Items listed in a dataset

════════════════════

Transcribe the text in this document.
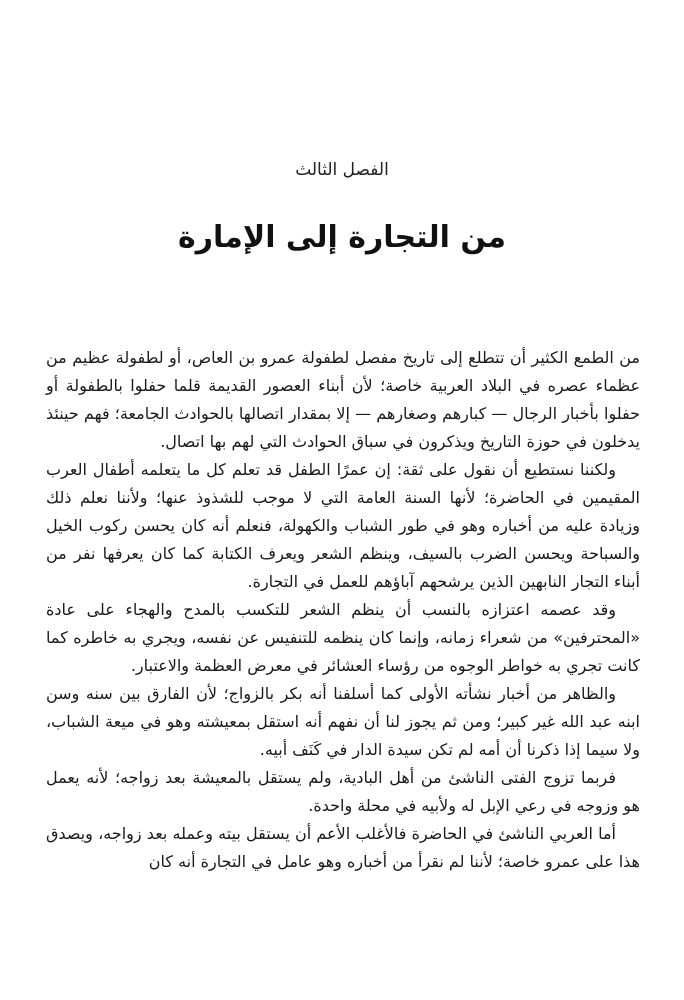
الفصل الثالث
من التجارة إلى الإمارة

من الطمع الكثير أن تتطلع إلى تاريخ مفصل لطفولة عمرو بن العاص، أو لطفولة عظيم من عظماء عصره في البلاد العربية خاصة؛ لأن أبناء العصور القديمة قلما حفلوا بالطفولة أو حفلوا بأخبار الرجال — كبارهم وصغارهم — إلا بمقدار اتصالها بالحوادث الجامعة؛ فهم حينئذ يدخلون في حوزة التاريخ ويذكرون في سباق الحوادث التي لهم بها اتصال.

ولكننا نستطيع أن نقول على ثقة: إن عمرًا الطفل قد تعلم كل ما يتعلمه أطفال العرب المقيمين في الحاضرة؛ لأنها السنة العامة التي لا موجب للشذوذ عنها؛ ولأننا نعلم ذلك وزيادة عليه من أخباره وهو في طور الشباب والكهولة، فنعلم أنه كان يحسن ركوب الخيل والسباحة ويحسن الضرب بالسيف، وينظم الشعر ويعرف الكتابة كما كان يعرفها نفر من أبناء التجار النابهين الذين يرشحهم آباؤهم للعمل في التجارة.

وقد عصمه اعتزازه بالنسب أن ينظم الشعر للتكسب بالمدح والهجاء على عادة «المحترفين» من شعراء زمانه، وإنما كان ينظمه للتنفيس عن نفسه، ويجري به خاطره كما كانت تجري به خواطر الوجوه من رؤساء العشائر في معرض العظمة والاعتبار.

والظاهر من أخبار نشأته الأولى كما أسلفنا أنه بكر بالزواج؛ لأن الفارق بين سنه وسن ابنه عبد الله غير كبير؛ ومن ثم يجوز لنا أن نفهم أنه استقل بمعيشته وهو في ميعة الشباب، ولا سيما إذا ذكرنا أن أمه لم تكن سيدة الدار في كَنَف أبيه.

فربما تزوج الفتى الناشئ من أهل البادية، ولم يستقل بالمعيشة بعد زواجه؛ لأنه يعمل هو وزوجه في رعي الإبل له ولأبيه في محلة واحدة.

أما العربي الناشئ في الحاضرة فالأغلب الأعم أن يستقل بيته وعمله بعد زواجه، ويصدق هذا على عمرو خاصة؛ لأننا لم نقرأ من أخباره وهو عامل في التجارة أنه كان
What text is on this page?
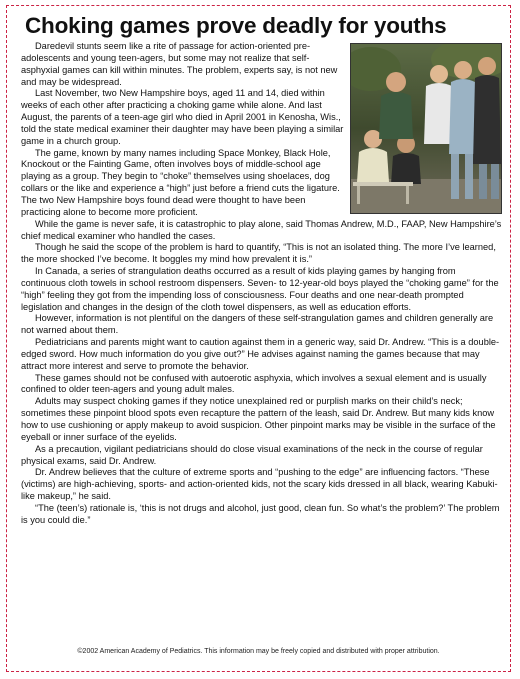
Choking games prove deadly for youths

Daredevil stunts seem like a rite of passage for action-oriented pre-adolescents and young teen-agers, but some may not realize that self-asphyxial games can kill within minutes. The problem, experts say, is not new and may be widespread.

Last November, two New Hampshire boys, aged 11 and 14, died within weeks of each other after practicing a choking game while alone. And last August, the parents of a teen-age girl who died in April 2001 in Kenosha, Wis., told the state medical examiner their daughter may have been playing a similar game in a church group.

The game, known by many names including Space Monkey, Black Hole, Knockout or the Fainting Game, often involves boys of middle-school age playing as a group. They begin to “choke” themselves using shoelaces, dog collars or the like and experience a “high” just before a friend cuts the ligature. The two New Hampshire boys found dead were thought to have been practicing alone to become more proficient.

While the game is never safe, it is catastrophic to play alone, said Thomas Andrew, M.D., FAAP, New Hampshire’s chief medical examiner who handled the cases.

Though he said the scope of the problem is hard to quantify, “This is not an isolated thing. The more I’ve learned, the more shocked I’ve become. It boggles my mind how prevalent it is.”

In Canada, a series of strangulation deaths occurred as a result of kids playing games by hanging from continuous cloth towels in school restroom dispensers. Seven- to 12-year-old boys played the “choking game” for the “high” feeling they got from the impending loss of consciousness. Four deaths and one near-death prompted legislation and changes in the design of the cloth towel dispensers, as well as education efforts.

However, information is not plentiful on the dangers of these self-strangulation games and children generally are not warned about them.

Pediatricians and parents might want to caution against them in a generic way, said Dr. Andrew. “This is a double-edged sword. How much information do you give out?” He advises against naming the games because that may attract more interest and serve to promote the behavior.

These games should not be confused with autoerotic asphyxia, which involves a sexual element and is usually confined to older teen-agers and young adult males.

Adults may suspect choking games if they notice unexplained red or purplish marks on their child’s neck; sometimes these pinpoint blood spots even recapture the pattern of the leash, said Dr. Andrew. But many kids know how to use cushioning or apply makeup to avoid suspicion. Other pinpoint marks may be visible in the surface of the eyeball or inner surface of the eyelids.

As a precaution, vigilant pediatricians should do close visual examinations of the neck in the course of regular physical exams, said Dr. Andrew.

Dr. Andrew believes that the culture of extreme sports and “pushing to the edge” are influencing factors. “These (victims) are high-achieving, sports- and action-oriented kids, not the scary kids dressed in all black, wearing Kabuki-like makeup,” he said.

“The (teen’s) rationale is, ‘this is not drugs and alcohol, just good, clean fun. So what’s the problem?’ The problem is you could die.”

©2002 American Academy of Pediatrics. This information may be freely copied and distributed with proper attribution.
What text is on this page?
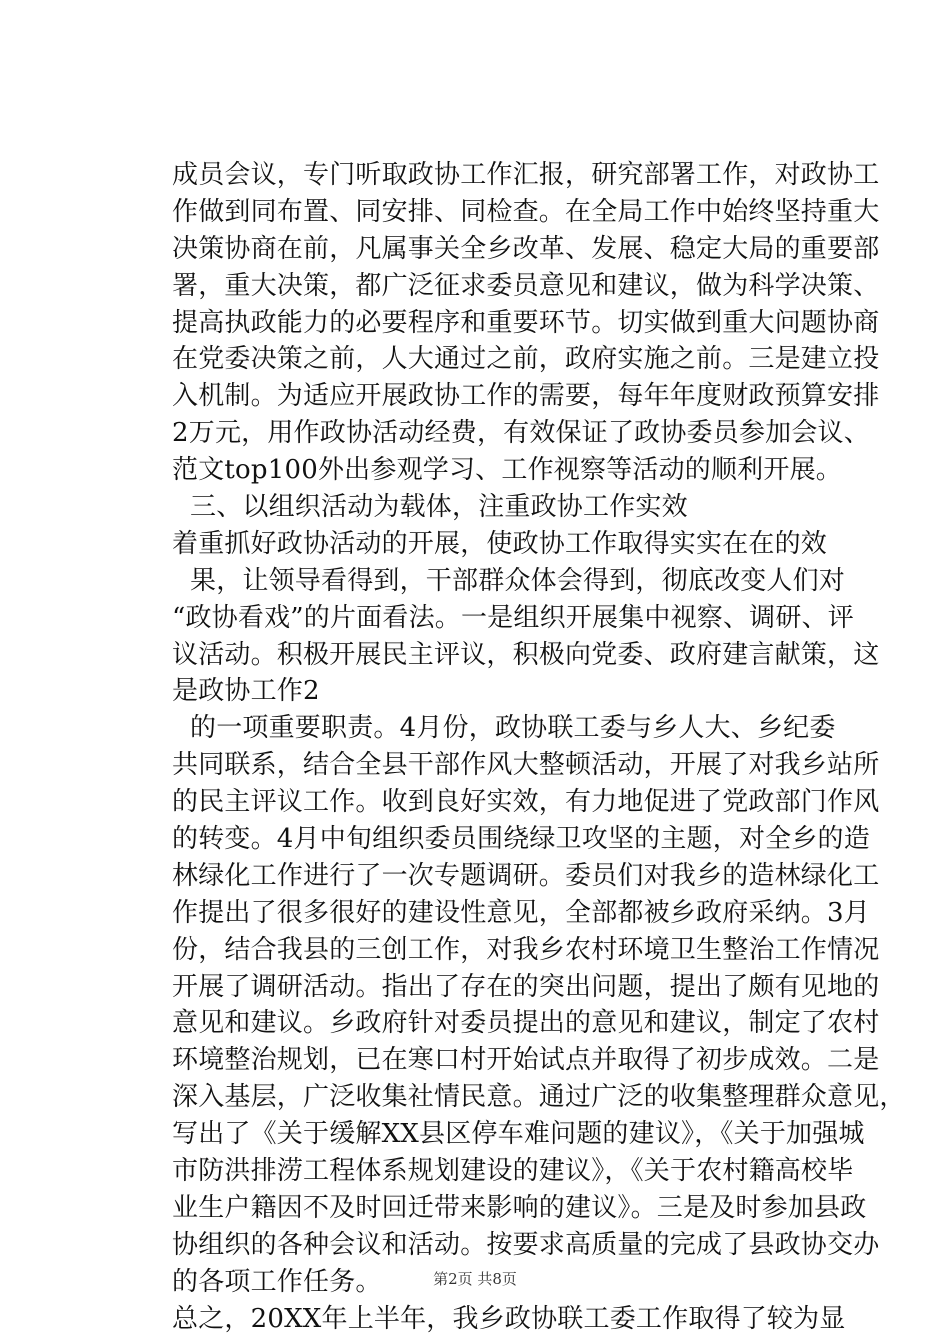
成员会议，专门听取政协工作汇报，研究部署工作，对政协工
作做到同布置、同安排、同检查。在全局工作中始终坚持重大
决策协商在前，凡属事关全乡改革、发展、稳定大局的重要部
署，重大决策，都广泛征求委员意见和建议，做为科学决策、
提高执政能力的必要程序和重要环节。切实做到重大问题协商
在党委决策之前，人大通过之前，政府实施之前。三是建立投
入机制。为适应开展政协工作的需要，每年年度财政预算安排
2万元，用作政协活动经费，有效保证了政协委员参加会议、
范文top100外出参观学习、工作视察等活动的顺利开展。
三、以组织活动为载体，注重政协工作实效
着重抓好政协活动的开展，使政协工作取得实实在在的效
果，让领导看得到，干部群众体会得到，彻底改变人们对
“政协看戏”的片面看法。一是组织开展集中视察、调研、评
议活动。积极开展民主评议，积极向党委、政府建言献策，这
是政协工作2
的一项重要职责。4月份，政协联工委与乡人大、乡纪委
共同联系，结合全县干部作风大整顿活动，开展了对我乡站所
的民主评议工作。收到良好实效，有力地促进了党政部门作风
的转变。4月中旬组织委员围绕绿卫攻坚的主题，对全乡的造
林绿化工作进行了一次专题调研。委员们对我乡的造林绿化工
作提出了很多很好的建设性意见，全部都被乡政府采纳。3月
份，结合我县的三创工作，对我乡农村环境卫生整治工作情况
开展了调研活动。指出了存在的突出问题，提出了颇有见地的
意见和建议。乡政府针对委员提出的意见和建议，制定了农村
环境整治规划，已在寒口村开始试点并取得了初步成效。二是
深入基层，广泛收集社情民意。通过广泛的收集整理群众意见，
写出了《关于缓解XX县区停车难问题的建议》，《关于加强城
市防洪排涝工程体系规划建设的建议》，《关于农村籍高校毕
业生户籍因不及时回迁带来影响的建议》。三是及时参加县政
协组织的各种会议和活动。按要求高质量的完成了县政协交办
的各项工作任务。
总之，20XX年上半年，我乡政协联工委工作取得了较为显
第2页 共8页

════════════════════

AIM => Report only how many lines in the records contain the word "problem".

FULL SOLUTION => 3